*** Material supplied ***

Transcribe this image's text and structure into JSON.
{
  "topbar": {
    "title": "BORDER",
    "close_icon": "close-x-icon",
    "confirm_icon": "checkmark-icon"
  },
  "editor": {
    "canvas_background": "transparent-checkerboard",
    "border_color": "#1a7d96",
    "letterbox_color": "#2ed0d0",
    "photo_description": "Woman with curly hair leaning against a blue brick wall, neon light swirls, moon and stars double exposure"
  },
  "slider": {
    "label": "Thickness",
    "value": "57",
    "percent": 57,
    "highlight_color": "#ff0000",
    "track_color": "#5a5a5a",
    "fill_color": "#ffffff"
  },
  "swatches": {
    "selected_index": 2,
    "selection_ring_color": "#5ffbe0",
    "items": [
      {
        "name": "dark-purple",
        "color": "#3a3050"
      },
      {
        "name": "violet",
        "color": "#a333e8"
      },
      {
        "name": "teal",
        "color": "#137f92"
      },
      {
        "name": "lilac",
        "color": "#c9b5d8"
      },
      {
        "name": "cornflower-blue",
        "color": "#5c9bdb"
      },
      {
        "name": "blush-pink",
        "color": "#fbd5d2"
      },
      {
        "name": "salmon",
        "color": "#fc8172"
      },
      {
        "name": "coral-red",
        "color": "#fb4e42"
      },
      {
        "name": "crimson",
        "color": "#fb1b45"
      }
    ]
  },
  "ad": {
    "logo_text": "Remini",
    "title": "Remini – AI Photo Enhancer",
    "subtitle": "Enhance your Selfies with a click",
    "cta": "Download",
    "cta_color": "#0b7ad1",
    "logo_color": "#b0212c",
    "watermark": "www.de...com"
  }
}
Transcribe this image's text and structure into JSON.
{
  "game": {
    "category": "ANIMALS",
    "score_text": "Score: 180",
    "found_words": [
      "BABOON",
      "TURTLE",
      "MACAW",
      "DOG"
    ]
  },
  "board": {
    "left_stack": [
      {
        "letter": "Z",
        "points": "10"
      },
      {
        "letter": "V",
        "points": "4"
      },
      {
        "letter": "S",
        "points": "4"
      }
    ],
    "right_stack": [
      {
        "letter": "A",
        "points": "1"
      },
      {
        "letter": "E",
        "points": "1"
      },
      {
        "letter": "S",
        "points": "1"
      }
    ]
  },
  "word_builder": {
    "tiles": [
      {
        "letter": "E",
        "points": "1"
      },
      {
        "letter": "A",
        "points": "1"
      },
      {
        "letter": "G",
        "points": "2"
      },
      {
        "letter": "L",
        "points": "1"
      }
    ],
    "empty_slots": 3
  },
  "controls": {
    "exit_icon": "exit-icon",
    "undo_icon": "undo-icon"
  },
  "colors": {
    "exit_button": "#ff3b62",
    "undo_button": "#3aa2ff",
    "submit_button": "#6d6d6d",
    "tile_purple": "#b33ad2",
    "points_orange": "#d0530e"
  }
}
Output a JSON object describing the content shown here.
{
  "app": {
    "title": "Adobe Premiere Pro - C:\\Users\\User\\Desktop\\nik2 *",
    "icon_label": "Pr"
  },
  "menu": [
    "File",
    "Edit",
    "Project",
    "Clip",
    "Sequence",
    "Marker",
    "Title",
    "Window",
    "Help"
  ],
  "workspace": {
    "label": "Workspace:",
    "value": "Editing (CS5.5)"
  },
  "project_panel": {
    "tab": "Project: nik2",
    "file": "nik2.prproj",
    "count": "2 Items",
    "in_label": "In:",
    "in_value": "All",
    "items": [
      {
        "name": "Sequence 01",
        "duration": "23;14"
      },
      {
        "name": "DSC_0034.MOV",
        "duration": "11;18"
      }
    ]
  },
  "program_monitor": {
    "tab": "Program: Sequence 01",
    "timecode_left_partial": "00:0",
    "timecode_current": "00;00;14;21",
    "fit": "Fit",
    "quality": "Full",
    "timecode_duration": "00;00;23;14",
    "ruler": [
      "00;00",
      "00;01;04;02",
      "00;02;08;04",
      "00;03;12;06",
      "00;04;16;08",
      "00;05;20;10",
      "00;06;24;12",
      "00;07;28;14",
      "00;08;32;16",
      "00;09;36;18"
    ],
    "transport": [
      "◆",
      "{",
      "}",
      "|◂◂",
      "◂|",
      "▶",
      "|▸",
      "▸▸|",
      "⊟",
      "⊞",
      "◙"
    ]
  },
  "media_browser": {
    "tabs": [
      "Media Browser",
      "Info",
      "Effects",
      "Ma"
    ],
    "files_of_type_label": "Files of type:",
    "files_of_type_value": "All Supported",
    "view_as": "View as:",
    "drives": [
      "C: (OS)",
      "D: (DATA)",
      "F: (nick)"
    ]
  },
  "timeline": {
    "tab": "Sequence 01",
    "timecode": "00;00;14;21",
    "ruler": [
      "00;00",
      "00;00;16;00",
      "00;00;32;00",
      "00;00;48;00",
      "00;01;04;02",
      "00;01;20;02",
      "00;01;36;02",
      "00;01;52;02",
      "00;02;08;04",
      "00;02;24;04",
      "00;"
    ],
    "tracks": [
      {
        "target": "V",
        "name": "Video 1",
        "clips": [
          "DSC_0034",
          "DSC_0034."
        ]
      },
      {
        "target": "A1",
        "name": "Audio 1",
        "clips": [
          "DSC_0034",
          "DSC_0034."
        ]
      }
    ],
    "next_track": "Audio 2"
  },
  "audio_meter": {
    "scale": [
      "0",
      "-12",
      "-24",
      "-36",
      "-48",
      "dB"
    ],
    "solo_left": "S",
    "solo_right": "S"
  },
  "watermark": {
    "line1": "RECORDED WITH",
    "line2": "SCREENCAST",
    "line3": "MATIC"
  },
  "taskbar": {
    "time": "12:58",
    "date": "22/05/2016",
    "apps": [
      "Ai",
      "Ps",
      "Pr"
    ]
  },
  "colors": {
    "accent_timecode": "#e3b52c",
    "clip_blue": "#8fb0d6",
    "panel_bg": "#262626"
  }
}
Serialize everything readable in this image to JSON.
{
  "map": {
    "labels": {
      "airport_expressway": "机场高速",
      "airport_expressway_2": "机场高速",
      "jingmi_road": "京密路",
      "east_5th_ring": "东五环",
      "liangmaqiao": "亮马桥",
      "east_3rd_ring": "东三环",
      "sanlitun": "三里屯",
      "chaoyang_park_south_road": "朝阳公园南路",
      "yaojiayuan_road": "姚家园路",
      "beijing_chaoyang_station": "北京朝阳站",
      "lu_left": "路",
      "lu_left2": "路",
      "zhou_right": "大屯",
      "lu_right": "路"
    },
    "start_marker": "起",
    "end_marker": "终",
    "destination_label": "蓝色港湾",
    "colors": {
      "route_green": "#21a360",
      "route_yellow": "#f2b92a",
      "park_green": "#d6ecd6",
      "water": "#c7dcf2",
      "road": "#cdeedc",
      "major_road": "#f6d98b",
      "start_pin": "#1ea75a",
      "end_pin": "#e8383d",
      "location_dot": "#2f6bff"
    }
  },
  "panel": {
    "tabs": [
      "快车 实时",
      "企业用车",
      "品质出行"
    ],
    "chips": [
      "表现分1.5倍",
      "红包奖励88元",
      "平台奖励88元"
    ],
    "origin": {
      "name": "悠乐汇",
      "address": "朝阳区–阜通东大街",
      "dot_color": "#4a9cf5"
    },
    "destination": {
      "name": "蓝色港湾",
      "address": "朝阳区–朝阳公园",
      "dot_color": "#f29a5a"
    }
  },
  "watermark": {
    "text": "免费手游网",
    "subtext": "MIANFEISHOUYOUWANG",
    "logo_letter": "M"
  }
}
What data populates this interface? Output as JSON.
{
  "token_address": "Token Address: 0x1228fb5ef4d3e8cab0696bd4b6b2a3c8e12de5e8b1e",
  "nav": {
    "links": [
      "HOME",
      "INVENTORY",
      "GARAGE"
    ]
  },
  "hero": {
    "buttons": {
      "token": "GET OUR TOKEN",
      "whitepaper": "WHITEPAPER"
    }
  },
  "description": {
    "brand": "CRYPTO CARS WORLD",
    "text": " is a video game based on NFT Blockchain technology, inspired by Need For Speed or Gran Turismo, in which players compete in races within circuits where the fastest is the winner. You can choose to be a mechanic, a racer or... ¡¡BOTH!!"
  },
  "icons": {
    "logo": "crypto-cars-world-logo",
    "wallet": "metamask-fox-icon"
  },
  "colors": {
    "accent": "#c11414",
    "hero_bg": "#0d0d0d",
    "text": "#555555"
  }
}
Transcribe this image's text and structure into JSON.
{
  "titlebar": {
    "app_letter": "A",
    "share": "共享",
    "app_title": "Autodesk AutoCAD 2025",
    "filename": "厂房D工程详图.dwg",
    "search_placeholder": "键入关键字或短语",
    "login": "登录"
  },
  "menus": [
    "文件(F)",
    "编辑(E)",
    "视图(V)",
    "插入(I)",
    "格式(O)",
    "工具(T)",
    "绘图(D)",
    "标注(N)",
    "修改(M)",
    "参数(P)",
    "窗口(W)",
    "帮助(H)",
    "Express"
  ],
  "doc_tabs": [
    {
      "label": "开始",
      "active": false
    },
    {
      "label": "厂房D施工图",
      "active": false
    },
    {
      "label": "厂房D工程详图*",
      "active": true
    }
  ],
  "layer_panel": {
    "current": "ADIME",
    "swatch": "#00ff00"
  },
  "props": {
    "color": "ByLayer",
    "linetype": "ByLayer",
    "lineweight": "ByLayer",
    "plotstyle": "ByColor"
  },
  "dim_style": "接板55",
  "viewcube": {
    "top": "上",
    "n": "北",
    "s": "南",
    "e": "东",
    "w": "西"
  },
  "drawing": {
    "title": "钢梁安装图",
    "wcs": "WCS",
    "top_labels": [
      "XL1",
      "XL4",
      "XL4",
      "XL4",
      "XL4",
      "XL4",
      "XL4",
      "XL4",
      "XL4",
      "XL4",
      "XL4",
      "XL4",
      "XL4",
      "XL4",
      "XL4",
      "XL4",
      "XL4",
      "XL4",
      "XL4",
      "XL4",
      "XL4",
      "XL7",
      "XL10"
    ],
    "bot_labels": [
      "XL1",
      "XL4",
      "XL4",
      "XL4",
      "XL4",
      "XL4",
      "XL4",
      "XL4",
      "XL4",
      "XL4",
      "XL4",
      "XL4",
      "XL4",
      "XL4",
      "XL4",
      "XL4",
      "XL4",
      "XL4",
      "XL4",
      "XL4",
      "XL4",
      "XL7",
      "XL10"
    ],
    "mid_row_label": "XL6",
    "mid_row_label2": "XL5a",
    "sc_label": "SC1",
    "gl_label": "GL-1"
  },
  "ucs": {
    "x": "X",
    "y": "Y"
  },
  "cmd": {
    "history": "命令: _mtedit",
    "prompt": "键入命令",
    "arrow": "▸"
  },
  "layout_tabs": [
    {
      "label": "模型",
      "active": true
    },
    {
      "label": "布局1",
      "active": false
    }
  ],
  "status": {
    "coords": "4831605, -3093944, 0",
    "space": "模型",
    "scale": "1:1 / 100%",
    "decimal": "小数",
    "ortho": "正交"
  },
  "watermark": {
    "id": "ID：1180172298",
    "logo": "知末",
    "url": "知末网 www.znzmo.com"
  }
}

***

**Task statement**
Copy in full each line that holds the word "机场高速".

**Answer below**
      "airport_expressway": "机场高速",
      "airport_expressway_2": "机场高速",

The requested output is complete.